Dataset records:
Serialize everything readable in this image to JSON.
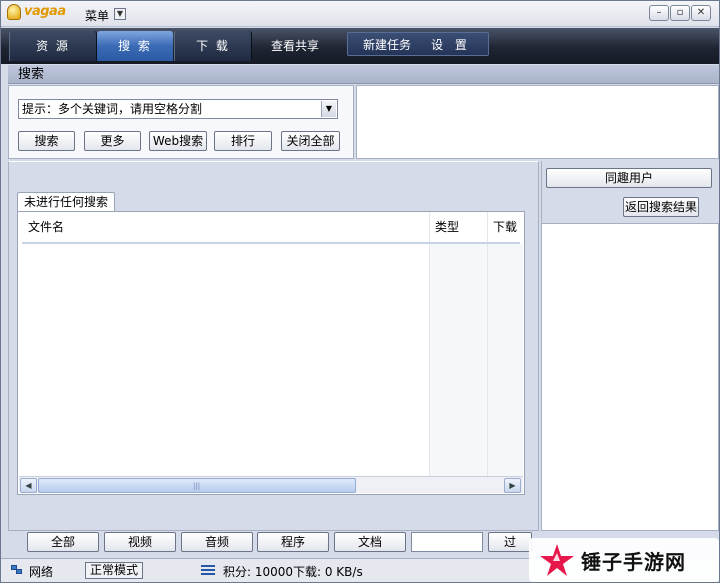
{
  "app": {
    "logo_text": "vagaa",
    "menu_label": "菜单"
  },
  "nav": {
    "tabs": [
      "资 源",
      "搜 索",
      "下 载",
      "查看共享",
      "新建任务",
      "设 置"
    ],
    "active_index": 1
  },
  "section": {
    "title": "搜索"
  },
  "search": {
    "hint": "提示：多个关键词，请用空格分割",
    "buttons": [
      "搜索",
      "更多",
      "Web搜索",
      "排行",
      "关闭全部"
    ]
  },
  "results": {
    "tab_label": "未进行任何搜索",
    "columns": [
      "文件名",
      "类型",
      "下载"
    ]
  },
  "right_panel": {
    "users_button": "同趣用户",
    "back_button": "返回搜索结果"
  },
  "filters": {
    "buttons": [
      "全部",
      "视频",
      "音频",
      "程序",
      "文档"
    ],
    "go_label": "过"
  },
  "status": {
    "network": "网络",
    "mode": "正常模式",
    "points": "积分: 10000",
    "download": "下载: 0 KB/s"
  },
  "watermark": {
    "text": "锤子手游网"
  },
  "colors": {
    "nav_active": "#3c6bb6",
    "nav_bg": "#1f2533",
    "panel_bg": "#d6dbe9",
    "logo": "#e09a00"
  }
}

* **Set task**
Without the pictures, write out the whole listing above exactly as it appears.

* **Solution for this problem**
Serialize everything readable in this image to JSON.
{
  "app": {
    "logo_text": "vagaa",
    "menu_label": "菜单"
  },
  "nav": {
    "tabs": [
      "资 源",
      "搜 索",
      "下 载",
      "查看共享",
      "新建任务",
      "设 置"
    ],
    "active_index": 1
  },
  "section": {
    "title": "搜索"
  },
  "search": {
    "hint": "提示：多个关键词，请用空格分割",
    "buttons": [
      "搜索",
      "更多",
      "Web搜索",
      "排行",
      "关闭全部"
    ]
  },
  "results": {
    "tab_label": "未进行任何搜索",
    "columns": [
      "文件名",
      "类型",
      "下载"
    ]
  },
  "right_panel": {
    "users_button": "同趣用户",
    "back_button": "返回搜索结果"
  },
  "filters": {
    "buttons": [
      "全部",
      "视频",
      "音频",
      "程序",
      "文档"
    ],
    "go_label": "过"
  },
  "status": {
    "network": "网络",
    "mode": "正常模式",
    "points": "积分: 10000",
    "download": "下载: 0 KB/s"
  },
  "watermark": {
    "text": "锤子手游网"
  },
  "colors": {
    "nav_active": "#3c6bb6",
    "nav_bg": "#1f2533",
    "panel_bg": "#d6dbe9",
    "logo": "#e09a00"
  }
}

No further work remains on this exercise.